- Data entries
>> BEGIN

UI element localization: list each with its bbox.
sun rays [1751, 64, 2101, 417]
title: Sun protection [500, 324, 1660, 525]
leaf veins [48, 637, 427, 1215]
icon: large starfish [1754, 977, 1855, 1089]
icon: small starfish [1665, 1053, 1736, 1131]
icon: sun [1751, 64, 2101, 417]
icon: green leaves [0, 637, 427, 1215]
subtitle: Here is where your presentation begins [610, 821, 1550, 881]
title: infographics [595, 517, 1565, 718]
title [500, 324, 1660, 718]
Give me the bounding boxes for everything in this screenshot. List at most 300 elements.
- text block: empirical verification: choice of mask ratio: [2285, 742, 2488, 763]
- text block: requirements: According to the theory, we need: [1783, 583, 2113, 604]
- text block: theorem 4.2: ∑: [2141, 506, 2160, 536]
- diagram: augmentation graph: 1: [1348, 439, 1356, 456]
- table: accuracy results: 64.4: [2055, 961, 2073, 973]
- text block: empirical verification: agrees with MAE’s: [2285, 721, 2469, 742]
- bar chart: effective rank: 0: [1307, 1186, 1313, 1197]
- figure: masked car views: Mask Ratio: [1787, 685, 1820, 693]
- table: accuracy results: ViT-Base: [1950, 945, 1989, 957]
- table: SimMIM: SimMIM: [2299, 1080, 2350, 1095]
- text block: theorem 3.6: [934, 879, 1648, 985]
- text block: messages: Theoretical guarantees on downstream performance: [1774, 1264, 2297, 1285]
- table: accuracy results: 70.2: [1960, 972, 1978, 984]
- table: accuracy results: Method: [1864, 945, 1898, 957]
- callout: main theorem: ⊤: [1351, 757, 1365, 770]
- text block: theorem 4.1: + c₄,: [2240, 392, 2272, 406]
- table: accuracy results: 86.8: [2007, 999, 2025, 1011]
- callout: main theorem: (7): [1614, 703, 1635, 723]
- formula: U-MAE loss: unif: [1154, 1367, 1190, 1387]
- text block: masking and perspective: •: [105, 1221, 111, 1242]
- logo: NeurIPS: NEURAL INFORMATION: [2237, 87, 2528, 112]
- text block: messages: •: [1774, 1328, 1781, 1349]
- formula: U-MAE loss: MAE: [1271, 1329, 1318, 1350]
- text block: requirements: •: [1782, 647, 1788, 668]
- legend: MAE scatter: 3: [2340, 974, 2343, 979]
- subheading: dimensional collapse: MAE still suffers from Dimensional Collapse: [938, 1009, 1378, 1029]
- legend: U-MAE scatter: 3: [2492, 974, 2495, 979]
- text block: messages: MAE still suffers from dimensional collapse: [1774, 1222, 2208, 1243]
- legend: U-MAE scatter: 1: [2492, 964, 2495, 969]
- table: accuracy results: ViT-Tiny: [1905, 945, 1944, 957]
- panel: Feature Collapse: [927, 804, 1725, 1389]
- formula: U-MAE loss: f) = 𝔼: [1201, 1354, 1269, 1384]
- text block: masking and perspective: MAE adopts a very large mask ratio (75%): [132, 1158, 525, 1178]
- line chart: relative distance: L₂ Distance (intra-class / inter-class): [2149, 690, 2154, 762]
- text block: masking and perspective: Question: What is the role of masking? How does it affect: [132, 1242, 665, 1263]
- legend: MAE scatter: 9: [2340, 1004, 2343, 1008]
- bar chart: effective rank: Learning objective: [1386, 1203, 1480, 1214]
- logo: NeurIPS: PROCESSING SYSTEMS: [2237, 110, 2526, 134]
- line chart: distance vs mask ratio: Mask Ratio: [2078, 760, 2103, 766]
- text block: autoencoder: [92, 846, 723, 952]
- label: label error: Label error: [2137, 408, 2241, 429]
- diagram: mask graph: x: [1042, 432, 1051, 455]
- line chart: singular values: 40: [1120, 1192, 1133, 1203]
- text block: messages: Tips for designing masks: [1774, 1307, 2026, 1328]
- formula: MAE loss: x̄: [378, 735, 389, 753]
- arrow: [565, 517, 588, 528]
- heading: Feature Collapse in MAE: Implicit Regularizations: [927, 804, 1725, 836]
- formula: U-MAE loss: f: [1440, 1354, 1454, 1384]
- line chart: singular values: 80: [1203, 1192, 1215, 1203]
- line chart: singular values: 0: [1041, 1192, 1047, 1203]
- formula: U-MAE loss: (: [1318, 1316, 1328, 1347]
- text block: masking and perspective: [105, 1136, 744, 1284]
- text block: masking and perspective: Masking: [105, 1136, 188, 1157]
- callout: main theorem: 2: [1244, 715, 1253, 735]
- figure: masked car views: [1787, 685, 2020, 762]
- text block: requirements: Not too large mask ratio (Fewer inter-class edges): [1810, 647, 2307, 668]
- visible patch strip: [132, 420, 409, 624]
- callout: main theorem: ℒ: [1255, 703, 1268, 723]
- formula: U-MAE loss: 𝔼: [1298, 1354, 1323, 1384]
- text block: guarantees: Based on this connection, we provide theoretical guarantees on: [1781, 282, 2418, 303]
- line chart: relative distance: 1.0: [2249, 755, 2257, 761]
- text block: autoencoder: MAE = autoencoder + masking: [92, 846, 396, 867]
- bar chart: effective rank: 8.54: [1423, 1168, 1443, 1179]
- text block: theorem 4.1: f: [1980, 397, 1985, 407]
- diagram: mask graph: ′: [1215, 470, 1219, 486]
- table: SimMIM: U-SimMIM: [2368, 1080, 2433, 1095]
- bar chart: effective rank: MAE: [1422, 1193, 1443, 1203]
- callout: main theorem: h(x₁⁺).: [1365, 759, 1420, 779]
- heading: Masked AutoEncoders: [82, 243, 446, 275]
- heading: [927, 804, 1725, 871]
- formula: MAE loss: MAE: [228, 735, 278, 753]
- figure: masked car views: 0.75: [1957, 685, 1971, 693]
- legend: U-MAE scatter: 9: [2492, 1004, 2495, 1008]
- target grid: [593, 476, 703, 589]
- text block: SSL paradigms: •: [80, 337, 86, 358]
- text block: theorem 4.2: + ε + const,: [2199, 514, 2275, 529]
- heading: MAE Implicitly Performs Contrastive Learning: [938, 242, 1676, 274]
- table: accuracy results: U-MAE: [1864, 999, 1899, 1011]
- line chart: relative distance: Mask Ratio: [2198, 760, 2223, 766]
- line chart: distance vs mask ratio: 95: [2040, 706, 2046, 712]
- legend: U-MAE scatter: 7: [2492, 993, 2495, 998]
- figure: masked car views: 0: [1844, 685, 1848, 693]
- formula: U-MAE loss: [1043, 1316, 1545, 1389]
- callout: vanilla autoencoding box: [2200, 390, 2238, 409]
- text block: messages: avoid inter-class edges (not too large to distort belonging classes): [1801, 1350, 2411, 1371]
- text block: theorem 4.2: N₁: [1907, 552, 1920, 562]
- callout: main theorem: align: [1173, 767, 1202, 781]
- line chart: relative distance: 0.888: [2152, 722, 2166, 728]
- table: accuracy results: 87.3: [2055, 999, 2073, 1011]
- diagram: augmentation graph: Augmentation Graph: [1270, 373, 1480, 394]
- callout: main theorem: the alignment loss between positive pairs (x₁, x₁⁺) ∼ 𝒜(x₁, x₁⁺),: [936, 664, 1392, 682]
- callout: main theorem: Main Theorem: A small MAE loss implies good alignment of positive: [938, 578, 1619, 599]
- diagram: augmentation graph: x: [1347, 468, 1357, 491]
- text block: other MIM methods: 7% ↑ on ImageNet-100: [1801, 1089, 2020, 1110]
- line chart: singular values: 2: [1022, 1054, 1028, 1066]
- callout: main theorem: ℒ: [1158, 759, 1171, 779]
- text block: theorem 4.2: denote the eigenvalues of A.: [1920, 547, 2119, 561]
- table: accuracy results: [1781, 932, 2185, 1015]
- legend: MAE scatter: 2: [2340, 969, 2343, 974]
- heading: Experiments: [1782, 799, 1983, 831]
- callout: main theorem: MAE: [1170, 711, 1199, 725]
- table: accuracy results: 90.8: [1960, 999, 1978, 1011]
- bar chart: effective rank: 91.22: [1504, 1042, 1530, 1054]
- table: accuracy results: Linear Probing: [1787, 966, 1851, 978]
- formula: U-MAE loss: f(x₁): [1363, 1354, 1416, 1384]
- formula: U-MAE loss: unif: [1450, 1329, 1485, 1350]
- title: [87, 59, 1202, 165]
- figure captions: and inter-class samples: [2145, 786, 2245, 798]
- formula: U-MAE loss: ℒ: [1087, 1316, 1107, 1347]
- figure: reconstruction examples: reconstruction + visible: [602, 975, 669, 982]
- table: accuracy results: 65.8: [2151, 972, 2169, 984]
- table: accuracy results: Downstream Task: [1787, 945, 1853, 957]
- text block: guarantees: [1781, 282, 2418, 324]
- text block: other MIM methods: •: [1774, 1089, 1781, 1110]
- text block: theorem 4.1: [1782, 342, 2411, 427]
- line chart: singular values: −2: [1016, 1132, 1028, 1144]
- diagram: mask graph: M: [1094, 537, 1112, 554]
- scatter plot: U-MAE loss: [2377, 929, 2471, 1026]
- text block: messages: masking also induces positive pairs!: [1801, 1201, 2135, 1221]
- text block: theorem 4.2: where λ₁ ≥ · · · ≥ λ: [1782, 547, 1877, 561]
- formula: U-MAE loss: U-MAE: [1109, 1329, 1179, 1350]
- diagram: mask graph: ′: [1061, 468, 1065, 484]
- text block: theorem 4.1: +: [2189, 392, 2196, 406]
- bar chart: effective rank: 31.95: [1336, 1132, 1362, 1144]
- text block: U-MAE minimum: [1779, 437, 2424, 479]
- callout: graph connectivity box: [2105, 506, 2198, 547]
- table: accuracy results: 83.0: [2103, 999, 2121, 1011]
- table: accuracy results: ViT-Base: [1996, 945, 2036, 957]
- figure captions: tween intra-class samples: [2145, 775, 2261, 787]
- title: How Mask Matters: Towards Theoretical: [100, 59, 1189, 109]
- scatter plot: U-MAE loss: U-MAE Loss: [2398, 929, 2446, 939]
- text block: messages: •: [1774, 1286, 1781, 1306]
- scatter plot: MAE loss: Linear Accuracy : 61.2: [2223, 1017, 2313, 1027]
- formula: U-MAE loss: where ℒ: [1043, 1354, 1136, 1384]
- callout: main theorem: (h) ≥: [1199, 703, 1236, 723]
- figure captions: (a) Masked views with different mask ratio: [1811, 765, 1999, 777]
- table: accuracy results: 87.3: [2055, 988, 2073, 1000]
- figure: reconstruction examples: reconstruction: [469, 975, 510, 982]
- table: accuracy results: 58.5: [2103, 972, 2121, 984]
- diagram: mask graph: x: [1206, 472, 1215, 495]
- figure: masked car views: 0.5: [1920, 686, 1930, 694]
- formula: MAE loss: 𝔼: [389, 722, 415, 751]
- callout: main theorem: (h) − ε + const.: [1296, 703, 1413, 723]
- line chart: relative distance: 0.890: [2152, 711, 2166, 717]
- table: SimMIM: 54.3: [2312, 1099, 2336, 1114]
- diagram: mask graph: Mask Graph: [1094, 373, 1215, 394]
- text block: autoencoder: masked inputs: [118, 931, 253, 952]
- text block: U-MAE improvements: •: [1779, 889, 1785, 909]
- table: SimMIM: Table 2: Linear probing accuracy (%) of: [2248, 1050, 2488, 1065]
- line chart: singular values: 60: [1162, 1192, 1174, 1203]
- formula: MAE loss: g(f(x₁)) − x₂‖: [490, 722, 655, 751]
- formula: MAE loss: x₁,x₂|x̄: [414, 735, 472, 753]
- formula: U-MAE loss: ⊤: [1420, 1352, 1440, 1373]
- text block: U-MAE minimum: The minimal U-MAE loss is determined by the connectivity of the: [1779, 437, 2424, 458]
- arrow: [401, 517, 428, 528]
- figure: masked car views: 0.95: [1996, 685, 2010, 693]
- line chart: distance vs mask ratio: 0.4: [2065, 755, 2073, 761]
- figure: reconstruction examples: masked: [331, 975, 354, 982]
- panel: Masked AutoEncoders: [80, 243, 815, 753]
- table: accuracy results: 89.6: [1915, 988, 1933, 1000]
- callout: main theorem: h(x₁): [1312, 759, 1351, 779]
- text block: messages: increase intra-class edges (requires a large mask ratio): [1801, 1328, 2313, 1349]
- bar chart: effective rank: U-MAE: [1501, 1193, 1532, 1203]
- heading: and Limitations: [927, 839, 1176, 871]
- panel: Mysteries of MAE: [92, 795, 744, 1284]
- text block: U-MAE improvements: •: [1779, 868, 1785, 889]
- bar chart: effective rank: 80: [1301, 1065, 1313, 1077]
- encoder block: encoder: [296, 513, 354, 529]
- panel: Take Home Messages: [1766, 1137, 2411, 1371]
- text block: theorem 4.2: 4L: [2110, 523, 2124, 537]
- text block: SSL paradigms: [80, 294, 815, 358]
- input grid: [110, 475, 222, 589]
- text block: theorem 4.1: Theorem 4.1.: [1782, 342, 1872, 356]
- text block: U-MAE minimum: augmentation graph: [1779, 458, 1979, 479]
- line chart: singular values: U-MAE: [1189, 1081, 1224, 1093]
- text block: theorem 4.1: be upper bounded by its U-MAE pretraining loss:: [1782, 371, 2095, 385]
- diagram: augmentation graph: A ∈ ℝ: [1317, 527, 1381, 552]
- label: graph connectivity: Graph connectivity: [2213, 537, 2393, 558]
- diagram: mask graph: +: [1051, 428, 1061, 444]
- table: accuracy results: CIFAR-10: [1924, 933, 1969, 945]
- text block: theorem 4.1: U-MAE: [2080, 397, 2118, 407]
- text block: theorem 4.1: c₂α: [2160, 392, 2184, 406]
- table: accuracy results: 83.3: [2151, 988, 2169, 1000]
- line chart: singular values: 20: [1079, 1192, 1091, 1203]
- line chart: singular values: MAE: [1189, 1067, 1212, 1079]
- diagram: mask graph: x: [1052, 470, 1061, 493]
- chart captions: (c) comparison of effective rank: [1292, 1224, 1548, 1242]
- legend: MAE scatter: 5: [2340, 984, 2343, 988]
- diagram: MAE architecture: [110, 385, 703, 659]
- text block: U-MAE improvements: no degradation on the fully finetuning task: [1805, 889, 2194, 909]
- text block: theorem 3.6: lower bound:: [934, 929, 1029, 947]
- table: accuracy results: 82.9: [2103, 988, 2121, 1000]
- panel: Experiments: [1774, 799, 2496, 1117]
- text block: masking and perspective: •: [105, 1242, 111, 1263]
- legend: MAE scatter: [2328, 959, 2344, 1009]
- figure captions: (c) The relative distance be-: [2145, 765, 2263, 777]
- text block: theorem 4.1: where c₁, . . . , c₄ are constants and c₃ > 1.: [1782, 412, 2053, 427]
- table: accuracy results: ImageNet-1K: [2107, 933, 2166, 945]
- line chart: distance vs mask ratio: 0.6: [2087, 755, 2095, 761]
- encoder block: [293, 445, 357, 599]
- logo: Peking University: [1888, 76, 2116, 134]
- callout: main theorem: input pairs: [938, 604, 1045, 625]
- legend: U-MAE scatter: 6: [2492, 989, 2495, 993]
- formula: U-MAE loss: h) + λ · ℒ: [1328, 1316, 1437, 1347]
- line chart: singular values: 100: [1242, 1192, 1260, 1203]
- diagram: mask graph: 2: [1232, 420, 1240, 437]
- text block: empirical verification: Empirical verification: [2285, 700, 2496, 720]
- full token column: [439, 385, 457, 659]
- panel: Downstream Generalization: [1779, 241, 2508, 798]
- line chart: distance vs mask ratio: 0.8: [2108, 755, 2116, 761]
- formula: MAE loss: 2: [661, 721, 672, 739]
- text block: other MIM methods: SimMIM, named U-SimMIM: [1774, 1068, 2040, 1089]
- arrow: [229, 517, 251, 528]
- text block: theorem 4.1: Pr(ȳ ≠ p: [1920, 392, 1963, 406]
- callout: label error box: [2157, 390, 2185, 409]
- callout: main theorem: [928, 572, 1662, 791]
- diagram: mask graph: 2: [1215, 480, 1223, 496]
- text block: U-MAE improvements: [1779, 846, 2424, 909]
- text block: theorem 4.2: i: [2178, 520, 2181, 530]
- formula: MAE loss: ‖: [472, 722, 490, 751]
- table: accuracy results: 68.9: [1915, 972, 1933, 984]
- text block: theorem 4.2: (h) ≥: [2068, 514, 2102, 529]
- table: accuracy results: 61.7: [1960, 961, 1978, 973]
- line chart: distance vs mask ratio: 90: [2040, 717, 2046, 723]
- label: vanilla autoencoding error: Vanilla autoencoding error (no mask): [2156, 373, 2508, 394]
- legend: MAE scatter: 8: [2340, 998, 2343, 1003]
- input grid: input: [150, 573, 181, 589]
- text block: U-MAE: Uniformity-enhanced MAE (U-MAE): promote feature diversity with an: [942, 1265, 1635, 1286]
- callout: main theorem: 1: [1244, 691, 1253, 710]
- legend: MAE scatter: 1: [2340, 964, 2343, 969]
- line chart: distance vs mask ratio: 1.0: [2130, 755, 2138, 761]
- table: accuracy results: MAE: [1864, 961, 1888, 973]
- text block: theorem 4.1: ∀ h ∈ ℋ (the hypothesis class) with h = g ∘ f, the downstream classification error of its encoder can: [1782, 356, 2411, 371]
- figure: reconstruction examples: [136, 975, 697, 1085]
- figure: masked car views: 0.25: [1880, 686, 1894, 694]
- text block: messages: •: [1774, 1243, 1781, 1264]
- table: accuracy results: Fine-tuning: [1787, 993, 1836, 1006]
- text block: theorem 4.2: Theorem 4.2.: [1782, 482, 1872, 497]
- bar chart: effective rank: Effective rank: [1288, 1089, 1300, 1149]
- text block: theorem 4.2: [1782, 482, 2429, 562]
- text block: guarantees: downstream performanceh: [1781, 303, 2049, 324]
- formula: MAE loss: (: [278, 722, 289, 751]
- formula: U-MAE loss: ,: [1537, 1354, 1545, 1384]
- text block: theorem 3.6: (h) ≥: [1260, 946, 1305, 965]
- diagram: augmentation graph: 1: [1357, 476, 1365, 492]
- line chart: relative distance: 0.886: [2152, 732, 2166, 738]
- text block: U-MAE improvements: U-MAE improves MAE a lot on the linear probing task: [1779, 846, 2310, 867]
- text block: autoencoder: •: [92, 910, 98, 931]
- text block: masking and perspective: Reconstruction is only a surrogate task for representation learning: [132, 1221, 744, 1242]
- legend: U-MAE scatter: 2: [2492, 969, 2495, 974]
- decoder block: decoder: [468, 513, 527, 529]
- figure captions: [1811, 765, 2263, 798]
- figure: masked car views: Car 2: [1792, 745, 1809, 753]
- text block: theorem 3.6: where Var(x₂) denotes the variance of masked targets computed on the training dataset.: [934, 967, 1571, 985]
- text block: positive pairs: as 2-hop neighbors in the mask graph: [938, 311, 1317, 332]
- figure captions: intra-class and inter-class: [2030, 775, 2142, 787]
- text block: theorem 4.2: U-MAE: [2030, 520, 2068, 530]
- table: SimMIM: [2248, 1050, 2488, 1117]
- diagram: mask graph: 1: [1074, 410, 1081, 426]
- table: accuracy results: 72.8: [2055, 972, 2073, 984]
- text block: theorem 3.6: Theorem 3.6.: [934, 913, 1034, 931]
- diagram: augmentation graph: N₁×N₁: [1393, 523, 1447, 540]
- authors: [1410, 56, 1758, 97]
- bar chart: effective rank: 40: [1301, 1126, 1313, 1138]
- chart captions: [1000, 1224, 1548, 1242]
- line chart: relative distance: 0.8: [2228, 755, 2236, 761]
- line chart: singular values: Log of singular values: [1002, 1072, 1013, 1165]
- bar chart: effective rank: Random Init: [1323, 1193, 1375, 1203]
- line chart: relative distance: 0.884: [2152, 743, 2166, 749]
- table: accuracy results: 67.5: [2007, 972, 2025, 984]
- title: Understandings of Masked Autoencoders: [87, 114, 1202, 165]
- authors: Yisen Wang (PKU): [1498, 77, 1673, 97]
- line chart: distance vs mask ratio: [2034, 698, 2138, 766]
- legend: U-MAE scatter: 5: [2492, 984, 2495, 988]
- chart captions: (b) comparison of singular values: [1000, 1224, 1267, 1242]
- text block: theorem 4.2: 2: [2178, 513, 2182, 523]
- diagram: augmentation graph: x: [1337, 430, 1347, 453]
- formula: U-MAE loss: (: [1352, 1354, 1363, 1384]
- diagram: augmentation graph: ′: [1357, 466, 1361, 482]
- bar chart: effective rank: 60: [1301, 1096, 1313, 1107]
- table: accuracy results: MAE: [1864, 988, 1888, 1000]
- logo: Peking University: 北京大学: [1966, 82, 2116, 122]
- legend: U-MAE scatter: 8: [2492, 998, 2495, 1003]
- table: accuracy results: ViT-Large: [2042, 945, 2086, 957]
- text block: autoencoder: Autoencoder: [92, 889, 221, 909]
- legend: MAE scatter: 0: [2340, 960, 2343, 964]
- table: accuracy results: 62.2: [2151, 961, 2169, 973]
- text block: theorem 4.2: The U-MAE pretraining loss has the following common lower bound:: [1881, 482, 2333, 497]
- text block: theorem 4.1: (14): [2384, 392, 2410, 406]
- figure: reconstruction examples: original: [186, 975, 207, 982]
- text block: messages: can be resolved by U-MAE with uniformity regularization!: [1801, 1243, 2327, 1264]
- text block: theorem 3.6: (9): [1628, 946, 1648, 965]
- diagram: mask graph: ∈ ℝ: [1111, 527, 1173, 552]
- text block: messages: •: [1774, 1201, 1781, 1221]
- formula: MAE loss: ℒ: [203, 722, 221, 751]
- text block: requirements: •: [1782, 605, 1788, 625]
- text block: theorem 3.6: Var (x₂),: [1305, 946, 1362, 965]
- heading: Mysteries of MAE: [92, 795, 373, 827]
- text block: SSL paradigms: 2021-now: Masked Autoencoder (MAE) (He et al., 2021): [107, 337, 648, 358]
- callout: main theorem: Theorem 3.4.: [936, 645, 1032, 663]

>> END

Return every line of the entries above that contains the word "pretraining".

- text block: theorem 4.1: be upper bounded by its U-MAE pretraining loss:: [1782, 371, 2095, 385]
- text block: theorem 4.2: The U-MAE pretraining loss has the following common lower bound:: [1881, 482, 2333, 497]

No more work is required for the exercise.